▶ [TASK STATEMENT]
Go through the records and show each line where the word "image" occurs.

(Dataset entries on figures)
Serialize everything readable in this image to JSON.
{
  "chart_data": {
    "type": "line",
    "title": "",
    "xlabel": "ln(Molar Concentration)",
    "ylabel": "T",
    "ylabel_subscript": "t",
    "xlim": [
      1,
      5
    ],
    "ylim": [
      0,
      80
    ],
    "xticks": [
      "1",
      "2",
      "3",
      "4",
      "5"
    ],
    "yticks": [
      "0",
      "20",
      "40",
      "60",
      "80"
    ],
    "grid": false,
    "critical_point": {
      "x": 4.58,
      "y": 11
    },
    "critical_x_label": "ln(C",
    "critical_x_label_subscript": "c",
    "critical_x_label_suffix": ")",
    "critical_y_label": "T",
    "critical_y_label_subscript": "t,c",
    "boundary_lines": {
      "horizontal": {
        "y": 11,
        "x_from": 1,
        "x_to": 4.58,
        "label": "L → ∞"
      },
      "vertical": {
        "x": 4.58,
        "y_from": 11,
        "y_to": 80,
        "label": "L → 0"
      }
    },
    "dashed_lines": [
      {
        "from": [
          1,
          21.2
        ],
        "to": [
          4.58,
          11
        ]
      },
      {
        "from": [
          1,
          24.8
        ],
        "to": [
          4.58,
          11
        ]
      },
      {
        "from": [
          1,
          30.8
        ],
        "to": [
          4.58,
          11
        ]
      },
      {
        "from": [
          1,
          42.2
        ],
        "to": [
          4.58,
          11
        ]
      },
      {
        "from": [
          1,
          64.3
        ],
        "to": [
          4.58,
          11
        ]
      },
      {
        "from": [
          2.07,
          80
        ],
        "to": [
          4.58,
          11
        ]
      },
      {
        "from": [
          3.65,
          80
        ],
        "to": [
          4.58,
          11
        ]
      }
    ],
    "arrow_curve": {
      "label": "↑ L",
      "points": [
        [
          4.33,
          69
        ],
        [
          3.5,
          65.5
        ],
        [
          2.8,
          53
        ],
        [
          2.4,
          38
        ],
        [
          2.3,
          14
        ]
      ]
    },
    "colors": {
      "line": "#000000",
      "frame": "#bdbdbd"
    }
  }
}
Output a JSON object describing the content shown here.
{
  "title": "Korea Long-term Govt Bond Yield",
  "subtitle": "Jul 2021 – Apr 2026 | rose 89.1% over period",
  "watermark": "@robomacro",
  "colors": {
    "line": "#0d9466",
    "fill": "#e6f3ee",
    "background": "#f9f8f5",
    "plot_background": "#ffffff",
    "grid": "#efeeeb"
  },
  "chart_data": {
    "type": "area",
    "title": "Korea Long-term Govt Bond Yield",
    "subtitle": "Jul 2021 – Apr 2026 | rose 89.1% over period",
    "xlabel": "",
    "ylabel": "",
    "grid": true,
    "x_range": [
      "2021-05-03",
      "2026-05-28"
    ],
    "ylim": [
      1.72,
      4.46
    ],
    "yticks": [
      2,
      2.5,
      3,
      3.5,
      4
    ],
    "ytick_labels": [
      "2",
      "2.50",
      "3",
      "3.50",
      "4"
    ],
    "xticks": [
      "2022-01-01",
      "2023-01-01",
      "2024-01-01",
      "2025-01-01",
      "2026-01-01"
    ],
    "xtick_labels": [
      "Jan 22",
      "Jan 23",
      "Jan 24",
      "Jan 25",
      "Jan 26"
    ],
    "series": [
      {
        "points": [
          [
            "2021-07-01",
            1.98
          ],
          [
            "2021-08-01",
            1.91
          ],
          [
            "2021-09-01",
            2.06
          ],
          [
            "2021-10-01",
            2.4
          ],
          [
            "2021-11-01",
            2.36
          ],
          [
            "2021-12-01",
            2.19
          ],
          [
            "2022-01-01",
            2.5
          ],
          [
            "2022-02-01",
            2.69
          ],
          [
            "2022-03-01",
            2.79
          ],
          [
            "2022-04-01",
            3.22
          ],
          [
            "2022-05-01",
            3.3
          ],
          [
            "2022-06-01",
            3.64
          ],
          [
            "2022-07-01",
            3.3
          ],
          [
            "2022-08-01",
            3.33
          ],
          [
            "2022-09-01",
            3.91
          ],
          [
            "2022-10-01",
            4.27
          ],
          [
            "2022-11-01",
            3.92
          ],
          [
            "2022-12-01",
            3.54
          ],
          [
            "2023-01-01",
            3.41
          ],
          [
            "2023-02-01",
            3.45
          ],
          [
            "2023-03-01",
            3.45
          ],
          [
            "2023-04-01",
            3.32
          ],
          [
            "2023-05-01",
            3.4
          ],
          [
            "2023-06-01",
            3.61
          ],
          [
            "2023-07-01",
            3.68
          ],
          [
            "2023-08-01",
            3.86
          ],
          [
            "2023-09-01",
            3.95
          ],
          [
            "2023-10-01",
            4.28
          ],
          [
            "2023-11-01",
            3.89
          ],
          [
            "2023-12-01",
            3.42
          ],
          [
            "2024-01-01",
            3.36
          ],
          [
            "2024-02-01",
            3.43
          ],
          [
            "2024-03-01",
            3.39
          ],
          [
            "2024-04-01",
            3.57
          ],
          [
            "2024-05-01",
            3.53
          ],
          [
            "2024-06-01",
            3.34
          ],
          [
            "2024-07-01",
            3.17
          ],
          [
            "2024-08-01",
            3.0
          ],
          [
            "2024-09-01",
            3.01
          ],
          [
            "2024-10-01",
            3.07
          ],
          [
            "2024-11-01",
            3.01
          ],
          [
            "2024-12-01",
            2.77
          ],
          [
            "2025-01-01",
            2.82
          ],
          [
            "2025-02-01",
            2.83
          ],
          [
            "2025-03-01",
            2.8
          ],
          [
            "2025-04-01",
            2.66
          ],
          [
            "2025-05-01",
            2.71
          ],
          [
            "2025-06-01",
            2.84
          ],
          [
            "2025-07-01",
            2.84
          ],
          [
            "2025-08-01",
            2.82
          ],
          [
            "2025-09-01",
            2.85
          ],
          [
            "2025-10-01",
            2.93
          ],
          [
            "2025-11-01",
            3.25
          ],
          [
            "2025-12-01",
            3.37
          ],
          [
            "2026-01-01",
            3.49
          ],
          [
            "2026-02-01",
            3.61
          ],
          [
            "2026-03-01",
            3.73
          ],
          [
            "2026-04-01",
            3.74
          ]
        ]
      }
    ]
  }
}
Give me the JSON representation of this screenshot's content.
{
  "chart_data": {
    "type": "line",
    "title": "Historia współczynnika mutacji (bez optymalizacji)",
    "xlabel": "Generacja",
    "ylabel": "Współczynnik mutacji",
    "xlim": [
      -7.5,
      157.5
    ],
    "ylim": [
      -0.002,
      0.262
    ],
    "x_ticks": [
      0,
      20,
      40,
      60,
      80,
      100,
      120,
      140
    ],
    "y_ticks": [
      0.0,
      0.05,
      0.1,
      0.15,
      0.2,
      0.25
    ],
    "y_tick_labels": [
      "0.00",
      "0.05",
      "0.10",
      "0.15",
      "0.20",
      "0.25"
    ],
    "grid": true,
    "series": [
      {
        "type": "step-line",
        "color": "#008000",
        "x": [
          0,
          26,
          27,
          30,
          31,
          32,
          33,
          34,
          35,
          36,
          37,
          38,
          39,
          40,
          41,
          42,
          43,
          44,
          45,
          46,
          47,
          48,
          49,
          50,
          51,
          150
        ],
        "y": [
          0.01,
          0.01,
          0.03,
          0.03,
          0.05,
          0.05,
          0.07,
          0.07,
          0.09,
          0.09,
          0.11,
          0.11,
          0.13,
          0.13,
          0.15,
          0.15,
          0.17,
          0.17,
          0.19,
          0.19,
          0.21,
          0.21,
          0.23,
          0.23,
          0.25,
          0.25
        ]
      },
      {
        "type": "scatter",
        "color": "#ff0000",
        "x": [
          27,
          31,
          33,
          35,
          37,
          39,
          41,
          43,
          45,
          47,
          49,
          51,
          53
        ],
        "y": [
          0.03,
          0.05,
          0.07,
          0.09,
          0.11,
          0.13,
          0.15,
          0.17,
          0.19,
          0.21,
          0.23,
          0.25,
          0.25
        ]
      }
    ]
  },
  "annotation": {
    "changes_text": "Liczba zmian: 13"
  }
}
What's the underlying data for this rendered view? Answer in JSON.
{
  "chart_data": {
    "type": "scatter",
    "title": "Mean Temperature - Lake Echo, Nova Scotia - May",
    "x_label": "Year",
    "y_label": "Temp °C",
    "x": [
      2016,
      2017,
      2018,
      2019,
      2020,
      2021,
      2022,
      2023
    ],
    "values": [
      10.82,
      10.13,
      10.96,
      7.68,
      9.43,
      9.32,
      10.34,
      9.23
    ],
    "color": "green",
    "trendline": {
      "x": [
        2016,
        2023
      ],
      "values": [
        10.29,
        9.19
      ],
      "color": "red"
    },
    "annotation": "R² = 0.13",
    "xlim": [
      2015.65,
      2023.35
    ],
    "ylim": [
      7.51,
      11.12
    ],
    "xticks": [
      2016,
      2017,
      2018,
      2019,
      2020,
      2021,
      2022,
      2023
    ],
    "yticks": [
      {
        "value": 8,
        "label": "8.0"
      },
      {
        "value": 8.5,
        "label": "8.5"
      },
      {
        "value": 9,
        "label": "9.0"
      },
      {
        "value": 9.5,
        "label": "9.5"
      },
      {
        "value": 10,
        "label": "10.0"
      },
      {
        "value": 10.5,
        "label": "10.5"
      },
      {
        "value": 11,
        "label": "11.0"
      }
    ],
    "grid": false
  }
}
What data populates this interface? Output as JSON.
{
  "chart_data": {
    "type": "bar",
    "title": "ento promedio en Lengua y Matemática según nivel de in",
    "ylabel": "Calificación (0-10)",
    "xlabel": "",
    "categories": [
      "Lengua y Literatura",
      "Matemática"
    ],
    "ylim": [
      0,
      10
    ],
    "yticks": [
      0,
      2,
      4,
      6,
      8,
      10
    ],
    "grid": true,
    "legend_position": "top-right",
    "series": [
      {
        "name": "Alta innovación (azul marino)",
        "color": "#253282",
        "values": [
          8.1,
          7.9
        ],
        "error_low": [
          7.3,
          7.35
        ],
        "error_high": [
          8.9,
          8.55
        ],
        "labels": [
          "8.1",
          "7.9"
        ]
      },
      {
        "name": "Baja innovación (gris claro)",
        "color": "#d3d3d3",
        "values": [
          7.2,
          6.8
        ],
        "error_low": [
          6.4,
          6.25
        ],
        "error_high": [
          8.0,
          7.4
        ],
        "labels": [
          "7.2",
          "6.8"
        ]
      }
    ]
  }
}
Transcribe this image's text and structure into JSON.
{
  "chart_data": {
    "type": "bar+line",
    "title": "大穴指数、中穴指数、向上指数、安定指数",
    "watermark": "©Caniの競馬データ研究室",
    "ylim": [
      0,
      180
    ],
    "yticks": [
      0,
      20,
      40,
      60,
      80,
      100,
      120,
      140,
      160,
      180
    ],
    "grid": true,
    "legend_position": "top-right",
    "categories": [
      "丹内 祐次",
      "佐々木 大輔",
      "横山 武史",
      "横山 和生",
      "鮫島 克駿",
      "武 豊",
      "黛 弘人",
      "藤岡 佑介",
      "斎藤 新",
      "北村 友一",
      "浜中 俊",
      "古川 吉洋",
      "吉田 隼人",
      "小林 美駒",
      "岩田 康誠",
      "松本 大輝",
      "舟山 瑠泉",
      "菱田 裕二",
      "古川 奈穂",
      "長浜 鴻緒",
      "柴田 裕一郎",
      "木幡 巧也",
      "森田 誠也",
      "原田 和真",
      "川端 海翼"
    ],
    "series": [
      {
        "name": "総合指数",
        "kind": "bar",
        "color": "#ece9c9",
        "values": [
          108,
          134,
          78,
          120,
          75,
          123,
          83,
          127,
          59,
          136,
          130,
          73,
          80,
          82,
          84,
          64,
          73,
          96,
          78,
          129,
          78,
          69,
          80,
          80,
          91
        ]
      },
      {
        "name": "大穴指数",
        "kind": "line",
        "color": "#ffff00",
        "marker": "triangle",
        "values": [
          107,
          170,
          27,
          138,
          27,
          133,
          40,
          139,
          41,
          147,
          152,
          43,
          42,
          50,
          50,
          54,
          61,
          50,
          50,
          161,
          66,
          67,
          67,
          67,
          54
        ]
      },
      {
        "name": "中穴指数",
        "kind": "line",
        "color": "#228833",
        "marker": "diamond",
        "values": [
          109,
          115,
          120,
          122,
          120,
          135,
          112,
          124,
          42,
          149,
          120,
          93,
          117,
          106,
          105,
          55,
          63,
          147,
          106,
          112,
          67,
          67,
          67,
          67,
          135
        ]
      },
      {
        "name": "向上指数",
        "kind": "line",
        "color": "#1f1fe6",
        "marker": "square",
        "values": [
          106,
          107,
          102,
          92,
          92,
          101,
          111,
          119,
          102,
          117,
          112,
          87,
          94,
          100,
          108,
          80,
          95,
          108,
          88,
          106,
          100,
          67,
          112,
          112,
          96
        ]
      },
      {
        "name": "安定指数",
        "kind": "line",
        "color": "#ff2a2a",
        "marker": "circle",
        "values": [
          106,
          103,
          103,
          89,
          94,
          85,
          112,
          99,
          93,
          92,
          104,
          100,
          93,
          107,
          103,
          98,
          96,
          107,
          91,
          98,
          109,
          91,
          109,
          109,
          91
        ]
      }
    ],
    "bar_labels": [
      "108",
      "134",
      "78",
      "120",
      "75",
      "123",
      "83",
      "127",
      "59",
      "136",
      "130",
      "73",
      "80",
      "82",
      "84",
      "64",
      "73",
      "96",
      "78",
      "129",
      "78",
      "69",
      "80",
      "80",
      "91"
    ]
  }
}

▶ [ANSWER TO THE EXERCISE]
Serialize everything readable in this image to JSON.
Transcribe this image's text and structure into JSON.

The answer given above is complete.